### QUOTED PASSAGE
......

Andrew Wolk attends White House event promoting social innovation programs
CAMBRIDGE, Mass.--(Business Wire)--
An MIT Sloan professor invited to a White House event last week where President
Barack Obama unveiled new ways to support grassroots organizations wants to help
meet the President`s call for "results-oriented" efforts in meeting social
goals. Implementing rigorous ways to measure program success, says MIT Sloan
School of Management Senior Lecturer Andrew Wolk, can benefit not only social
innovation and communities, but MBA programs and MBA students anxious to combine
classroom lessons with socially meaningful work in the field. 

"In every talk and speech I give, one theme really resonates," says Wolk, the
founder and CEO of Root Cause, a nonprofit in Cambridge, MA, that seeks to
advance social innovation. "That theme is, `What works?` There is a very strong
desire to move away from unrigorous ways of measuring attempts to deal with
social issues and to get much more serious about rewarding things that actually
make progress -- and to stop investing in those that don`t."

......

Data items
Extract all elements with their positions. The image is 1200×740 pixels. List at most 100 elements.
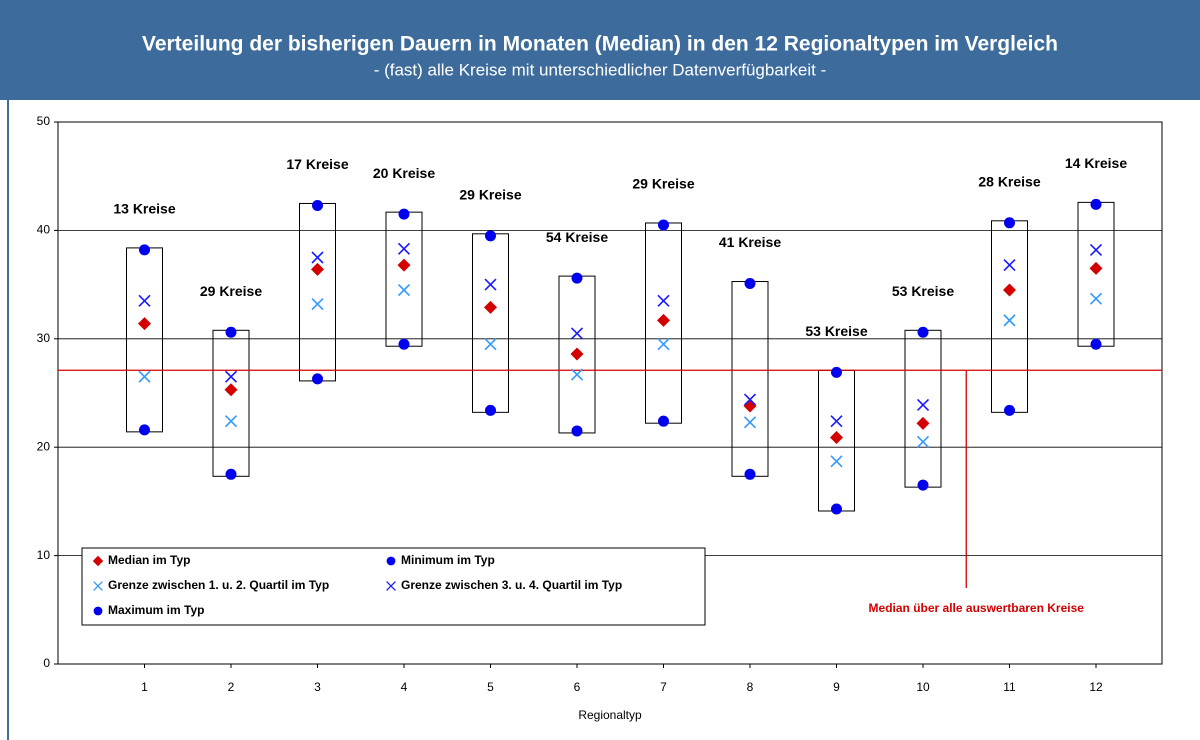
x-tick-label: 12 — [1089, 680, 1103, 694]
point — [225, 326, 237, 338]
point — [397, 283, 411, 297]
box-label: 54 Kreise — [546, 229, 608, 245]
legend-label: Minimum im Typ — [401, 553, 495, 567]
point — [916, 398, 930, 411]
point — [570, 347, 584, 361]
point — [657, 313, 670, 327]
point — [916, 435, 930, 448]
point — [398, 338, 410, 350]
x-tick-label: 11 — [1003, 680, 1016, 694]
x-tick-label: 5 — [487, 680, 494, 694]
box-label: 29 Kreise — [459, 187, 521, 203]
box-label: 41 Kreise — [719, 234, 781, 250]
box-label: 53 Kreise — [805, 323, 867, 339]
point — [831, 366, 842, 378]
x-tick-label: 10 — [916, 680, 930, 694]
point — [224, 383, 238, 397]
point — [397, 242, 411, 255]
x-tick-label: 1 — [141, 680, 148, 694]
chart-subtitle: - (fast) alle Kreise mit unterschiedlich… — [374, 60, 827, 79]
y-tick-label: 10 — [37, 548, 51, 562]
point — [225, 468, 237, 480]
point — [139, 244, 150, 256]
y-tick-label: 20 — [37, 439, 51, 453]
point — [657, 294, 670, 307]
legend-swatch — [386, 556, 396, 566]
point — [658, 219, 669, 231]
x-tick-label: 4 — [401, 680, 408, 694]
point — [312, 373, 323, 385]
point — [224, 415, 238, 428]
chart-title: Verteilung der bisherigen Dauern in Mona… — [142, 33, 1058, 56]
point — [1003, 314, 1016, 327]
box-label: 20 Kreise — [373, 165, 435, 181]
point — [1089, 243, 1103, 256]
point — [743, 399, 757, 413]
point — [484, 300, 497, 314]
point — [830, 415, 843, 428]
point — [744, 468, 756, 480]
range-box — [472, 233, 509, 413]
point — [1004, 404, 1015, 416]
point — [485, 230, 496, 242]
point — [830, 455, 843, 468]
point — [485, 404, 496, 416]
point — [1003, 283, 1016, 297]
reference-label: Median über alle auswertbaren Kreise — [869, 601, 1085, 615]
point — [484, 278, 497, 291]
x-tick-label: 3 — [314, 680, 321, 694]
point — [570, 327, 584, 340]
header-band — [0, 0, 1200, 100]
point — [1004, 217, 1015, 229]
legend-swatch — [93, 581, 103, 591]
point — [571, 272, 583, 284]
x-tick-label: 6 — [574, 680, 581, 694]
point — [916, 416, 930, 430]
range-box — [904, 329, 942, 488]
point — [1089, 261, 1103, 275]
point — [831, 503, 842, 515]
point — [397, 258, 411, 272]
box-label: 14 Kreise — [1065, 155, 1127, 171]
point — [311, 298, 324, 311]
point — [1089, 292, 1103, 305]
point — [311, 251, 324, 264]
range-box — [212, 329, 250, 477]
legend-label: Maximum im Typ — [108, 603, 204, 617]
range-box — [385, 211, 423, 347]
point — [138, 370, 151, 383]
box-label: 29 Kreise — [200, 283, 262, 299]
point — [1090, 338, 1102, 350]
point — [917, 326, 929, 338]
point — [570, 368, 584, 381]
box-label: 29 Kreise — [632, 176, 694, 192]
range-box — [991, 220, 1028, 413]
point — [743, 416, 757, 429]
x-tick-label: 8 — [747, 680, 754, 694]
y-tick-label: 40 — [37, 223, 51, 237]
point — [658, 415, 669, 427]
point — [743, 393, 757, 406]
point — [312, 199, 323, 211]
y-tick-label: 0 — [43, 656, 50, 670]
point — [657, 338, 670, 351]
x-axis-label: Regionaltyp — [578, 708, 642, 722]
point — [224, 370, 238, 383]
y-tick-label: 30 — [37, 331, 51, 345]
point — [571, 425, 583, 437]
legend-swatch — [93, 606, 103, 616]
legend-label: Median im Typ — [108, 553, 190, 567]
point — [138, 294, 151, 307]
point — [917, 479, 929, 491]
point — [830, 430, 843, 444]
point — [139, 424, 150, 436]
box-label: 17 Kreise — [286, 156, 348, 172]
y-tick-label: 50 — [37, 114, 51, 128]
legend-swatch — [386, 581, 396, 591]
box-label: 53 Kreise — [892, 283, 954, 299]
point — [1090, 198, 1102, 210]
legend-swatch — [92, 555, 104, 567]
box-label: 13 Kreise — [113, 201, 175, 217]
point — [311, 262, 324, 276]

......

### TASK DIRECTIONS
Repeat the passage from the article about Andrew Wolk, from "Andrew Wolk attends" to "in the field.".

### TASK RESPONSE
Andrew Wolk attends White House event promoting social innovation programs
CAMBRIDGE, Mass.--(Business Wire)--
An MIT Sloan professor invited to a White House event last week where President
Barack Obama unveiled new ways to support grassroots organizations wants to help
meet the President`s call for "results-oriented" efforts in meeting social
goals. Implementing rigorous ways to measure program success, says MIT Sloan
School of Management Senior Lecturer Andrew Wolk, can benefit not only social
innovation and communities, but MBA programs and MBA students anxious to combine
classroom lessons with socially meaningful work in the field.